** begin Supplied material **
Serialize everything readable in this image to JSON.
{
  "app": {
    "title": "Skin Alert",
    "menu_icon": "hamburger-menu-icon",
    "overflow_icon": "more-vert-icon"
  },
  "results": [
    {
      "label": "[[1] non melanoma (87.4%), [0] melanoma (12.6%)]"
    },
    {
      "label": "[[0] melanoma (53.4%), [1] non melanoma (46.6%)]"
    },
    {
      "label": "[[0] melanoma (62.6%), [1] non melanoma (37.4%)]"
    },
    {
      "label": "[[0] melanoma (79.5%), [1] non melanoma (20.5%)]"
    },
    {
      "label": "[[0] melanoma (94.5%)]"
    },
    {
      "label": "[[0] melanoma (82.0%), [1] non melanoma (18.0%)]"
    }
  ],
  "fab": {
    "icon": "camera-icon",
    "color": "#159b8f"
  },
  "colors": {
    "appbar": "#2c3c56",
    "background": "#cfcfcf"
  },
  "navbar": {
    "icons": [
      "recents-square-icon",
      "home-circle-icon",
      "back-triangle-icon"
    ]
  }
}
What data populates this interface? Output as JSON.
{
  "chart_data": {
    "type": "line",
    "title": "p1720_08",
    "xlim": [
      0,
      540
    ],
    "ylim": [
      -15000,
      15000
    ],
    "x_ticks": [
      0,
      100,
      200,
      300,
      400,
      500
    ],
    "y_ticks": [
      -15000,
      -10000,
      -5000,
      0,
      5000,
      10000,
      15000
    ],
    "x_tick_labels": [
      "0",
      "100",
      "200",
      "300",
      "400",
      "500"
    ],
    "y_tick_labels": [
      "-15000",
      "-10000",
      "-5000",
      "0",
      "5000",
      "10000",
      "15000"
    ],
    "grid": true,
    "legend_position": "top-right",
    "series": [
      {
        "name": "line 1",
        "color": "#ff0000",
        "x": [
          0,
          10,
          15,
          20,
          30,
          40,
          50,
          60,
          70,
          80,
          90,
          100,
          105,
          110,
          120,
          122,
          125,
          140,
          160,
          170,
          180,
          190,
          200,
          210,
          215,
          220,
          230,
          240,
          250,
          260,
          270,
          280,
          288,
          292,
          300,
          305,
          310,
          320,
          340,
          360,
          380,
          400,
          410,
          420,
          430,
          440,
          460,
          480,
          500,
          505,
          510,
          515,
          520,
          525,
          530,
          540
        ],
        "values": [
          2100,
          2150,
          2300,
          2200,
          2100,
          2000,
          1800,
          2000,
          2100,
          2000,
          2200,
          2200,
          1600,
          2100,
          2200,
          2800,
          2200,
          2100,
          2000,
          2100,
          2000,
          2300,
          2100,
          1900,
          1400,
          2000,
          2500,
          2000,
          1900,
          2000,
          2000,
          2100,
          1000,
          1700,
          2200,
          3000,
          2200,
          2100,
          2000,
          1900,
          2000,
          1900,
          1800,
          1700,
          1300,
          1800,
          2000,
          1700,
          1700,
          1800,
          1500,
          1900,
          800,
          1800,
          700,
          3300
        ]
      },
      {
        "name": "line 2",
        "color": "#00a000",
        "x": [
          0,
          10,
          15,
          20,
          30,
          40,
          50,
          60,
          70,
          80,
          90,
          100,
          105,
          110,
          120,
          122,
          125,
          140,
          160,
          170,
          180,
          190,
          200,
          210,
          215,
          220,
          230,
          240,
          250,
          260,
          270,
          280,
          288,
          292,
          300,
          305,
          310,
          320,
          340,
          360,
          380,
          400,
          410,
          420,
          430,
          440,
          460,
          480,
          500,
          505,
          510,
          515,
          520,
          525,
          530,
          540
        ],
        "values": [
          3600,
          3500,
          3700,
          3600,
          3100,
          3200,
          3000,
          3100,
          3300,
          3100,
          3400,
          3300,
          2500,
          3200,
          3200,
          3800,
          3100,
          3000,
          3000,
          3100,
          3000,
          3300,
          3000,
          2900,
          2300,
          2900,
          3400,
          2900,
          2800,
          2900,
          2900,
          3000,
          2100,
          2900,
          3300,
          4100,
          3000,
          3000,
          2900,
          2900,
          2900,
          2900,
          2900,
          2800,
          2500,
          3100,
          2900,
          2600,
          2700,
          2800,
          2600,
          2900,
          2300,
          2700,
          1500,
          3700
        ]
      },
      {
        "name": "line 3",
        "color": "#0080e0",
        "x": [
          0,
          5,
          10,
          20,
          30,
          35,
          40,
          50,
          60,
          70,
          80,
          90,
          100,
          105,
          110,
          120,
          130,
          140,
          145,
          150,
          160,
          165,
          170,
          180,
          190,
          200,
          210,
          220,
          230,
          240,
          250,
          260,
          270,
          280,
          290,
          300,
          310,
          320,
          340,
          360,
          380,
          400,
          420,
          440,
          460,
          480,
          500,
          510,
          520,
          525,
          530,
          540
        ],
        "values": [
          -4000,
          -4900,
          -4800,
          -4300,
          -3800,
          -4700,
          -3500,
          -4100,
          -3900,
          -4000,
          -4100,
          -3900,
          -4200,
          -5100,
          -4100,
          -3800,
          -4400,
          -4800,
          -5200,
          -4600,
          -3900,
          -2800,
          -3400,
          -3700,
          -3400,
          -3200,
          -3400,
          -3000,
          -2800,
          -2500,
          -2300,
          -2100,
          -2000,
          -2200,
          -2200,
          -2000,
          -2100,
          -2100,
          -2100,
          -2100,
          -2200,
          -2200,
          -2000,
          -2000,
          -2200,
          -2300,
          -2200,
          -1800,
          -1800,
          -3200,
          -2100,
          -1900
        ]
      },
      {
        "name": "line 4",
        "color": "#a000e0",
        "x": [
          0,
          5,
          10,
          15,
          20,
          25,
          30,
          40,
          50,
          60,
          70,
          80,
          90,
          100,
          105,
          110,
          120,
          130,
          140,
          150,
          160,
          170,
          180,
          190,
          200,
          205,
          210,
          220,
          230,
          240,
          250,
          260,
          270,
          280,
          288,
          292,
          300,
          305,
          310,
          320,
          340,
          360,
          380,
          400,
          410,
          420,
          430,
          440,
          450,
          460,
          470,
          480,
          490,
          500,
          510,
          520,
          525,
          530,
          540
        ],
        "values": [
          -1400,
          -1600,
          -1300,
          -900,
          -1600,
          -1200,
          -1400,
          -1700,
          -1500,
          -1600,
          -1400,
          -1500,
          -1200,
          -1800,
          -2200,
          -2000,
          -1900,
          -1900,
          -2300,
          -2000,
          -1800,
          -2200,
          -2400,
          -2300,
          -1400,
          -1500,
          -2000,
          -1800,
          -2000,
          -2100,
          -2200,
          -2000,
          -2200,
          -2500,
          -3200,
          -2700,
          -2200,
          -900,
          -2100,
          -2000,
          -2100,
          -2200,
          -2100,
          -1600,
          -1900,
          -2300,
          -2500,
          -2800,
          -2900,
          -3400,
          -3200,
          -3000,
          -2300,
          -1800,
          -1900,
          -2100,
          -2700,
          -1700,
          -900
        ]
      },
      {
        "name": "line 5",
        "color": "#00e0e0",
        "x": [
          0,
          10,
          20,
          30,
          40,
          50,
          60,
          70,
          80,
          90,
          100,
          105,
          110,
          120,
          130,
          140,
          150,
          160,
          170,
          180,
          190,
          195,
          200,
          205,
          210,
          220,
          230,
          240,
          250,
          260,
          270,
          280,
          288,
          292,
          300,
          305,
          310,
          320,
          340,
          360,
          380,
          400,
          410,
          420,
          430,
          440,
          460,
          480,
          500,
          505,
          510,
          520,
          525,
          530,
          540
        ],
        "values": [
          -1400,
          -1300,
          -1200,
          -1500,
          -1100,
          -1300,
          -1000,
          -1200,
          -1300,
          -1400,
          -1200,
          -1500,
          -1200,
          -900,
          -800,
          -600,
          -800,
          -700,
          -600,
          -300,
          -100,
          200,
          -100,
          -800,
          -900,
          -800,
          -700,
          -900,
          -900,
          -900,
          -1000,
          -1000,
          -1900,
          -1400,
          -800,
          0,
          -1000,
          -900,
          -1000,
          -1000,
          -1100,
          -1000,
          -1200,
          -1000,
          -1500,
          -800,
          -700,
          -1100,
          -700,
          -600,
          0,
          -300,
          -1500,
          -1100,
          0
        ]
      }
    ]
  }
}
** end Supplied material **
■ **Work required**
Write down every line of the data above that includes the string "JSON".

■ **Correct answer**
Serialize everything readable in this image to JSON.
What data populates this interface? Output as JSON.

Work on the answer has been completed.